**Your task**
In the entries that follow, how many lines contain the word "Bitcoin"? Answer with the number only.

**Rows**

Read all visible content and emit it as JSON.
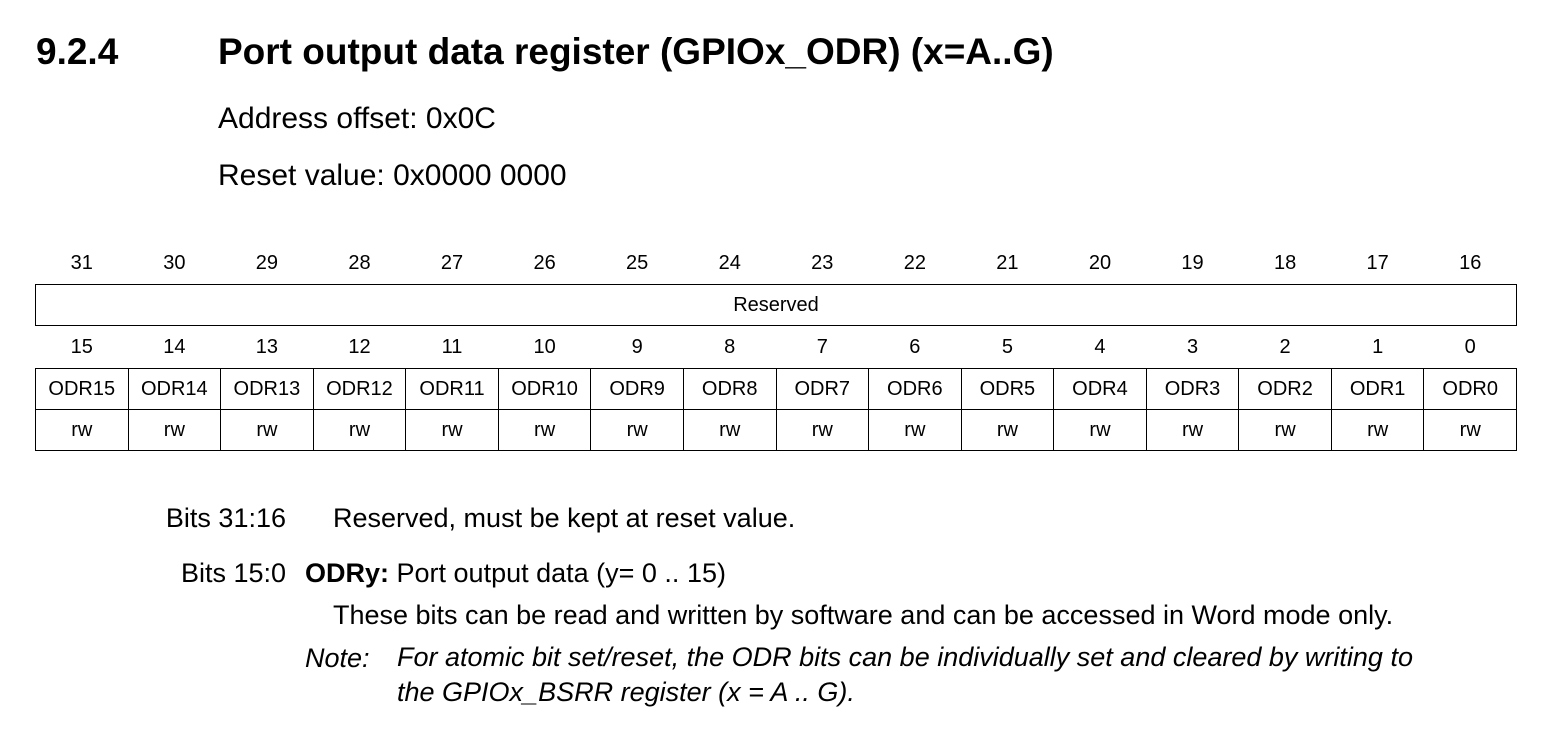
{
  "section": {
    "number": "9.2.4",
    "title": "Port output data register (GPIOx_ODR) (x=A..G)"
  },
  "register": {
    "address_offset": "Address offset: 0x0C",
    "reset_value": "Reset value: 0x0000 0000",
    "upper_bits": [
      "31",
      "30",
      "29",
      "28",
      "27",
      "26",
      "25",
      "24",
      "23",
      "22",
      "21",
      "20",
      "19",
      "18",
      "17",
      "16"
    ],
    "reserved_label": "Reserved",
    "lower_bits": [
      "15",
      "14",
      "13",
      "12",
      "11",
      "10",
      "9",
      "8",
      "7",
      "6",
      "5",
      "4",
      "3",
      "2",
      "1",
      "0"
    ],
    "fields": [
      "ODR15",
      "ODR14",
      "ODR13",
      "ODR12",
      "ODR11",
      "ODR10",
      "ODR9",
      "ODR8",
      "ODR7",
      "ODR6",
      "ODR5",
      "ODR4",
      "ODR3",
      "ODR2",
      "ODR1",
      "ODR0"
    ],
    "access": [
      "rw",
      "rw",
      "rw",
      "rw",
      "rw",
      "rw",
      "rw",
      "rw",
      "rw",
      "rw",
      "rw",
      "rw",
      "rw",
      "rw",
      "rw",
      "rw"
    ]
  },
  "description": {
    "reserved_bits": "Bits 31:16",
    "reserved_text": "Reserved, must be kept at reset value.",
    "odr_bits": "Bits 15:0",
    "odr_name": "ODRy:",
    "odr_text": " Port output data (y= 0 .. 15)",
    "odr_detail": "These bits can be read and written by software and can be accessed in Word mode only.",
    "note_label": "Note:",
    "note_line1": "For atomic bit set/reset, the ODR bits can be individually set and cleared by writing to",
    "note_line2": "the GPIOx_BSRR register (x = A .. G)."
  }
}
* * *
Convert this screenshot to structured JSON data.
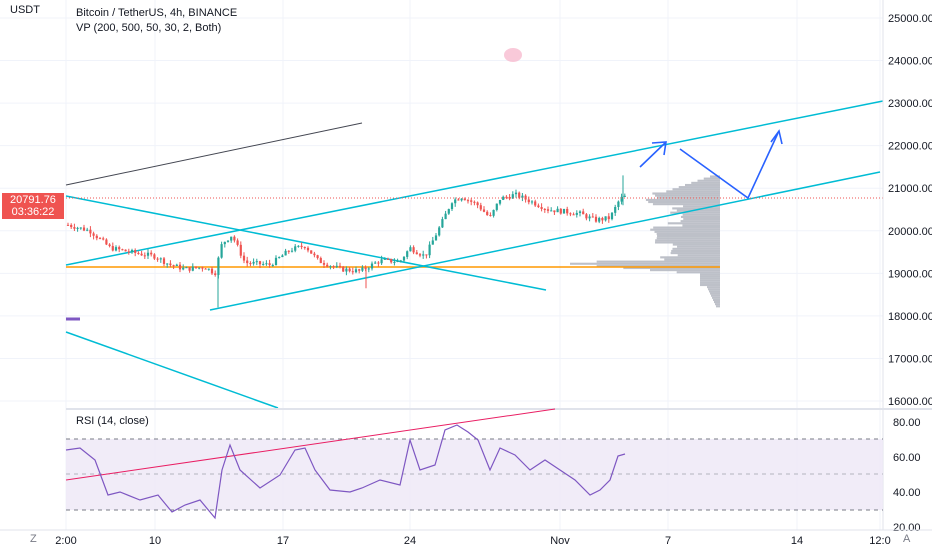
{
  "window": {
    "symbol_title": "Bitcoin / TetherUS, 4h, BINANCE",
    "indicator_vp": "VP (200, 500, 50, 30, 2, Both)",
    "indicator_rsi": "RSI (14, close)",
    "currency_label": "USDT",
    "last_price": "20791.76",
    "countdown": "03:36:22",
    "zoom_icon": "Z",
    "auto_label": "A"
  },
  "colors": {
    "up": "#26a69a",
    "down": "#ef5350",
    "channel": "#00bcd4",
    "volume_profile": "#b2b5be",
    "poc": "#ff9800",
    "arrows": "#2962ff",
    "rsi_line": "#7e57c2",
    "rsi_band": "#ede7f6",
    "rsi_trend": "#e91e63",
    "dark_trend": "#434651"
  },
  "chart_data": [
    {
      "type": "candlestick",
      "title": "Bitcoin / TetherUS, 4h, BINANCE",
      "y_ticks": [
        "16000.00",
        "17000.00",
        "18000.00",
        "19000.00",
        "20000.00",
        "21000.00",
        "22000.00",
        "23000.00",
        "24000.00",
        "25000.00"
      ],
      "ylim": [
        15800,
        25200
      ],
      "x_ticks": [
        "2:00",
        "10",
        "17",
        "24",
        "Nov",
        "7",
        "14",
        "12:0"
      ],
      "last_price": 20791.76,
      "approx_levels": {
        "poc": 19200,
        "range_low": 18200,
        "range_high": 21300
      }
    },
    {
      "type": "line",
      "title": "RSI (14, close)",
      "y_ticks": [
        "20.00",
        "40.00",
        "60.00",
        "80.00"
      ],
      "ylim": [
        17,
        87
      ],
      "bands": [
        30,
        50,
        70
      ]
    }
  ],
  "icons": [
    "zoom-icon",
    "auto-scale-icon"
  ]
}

**Completed task**
2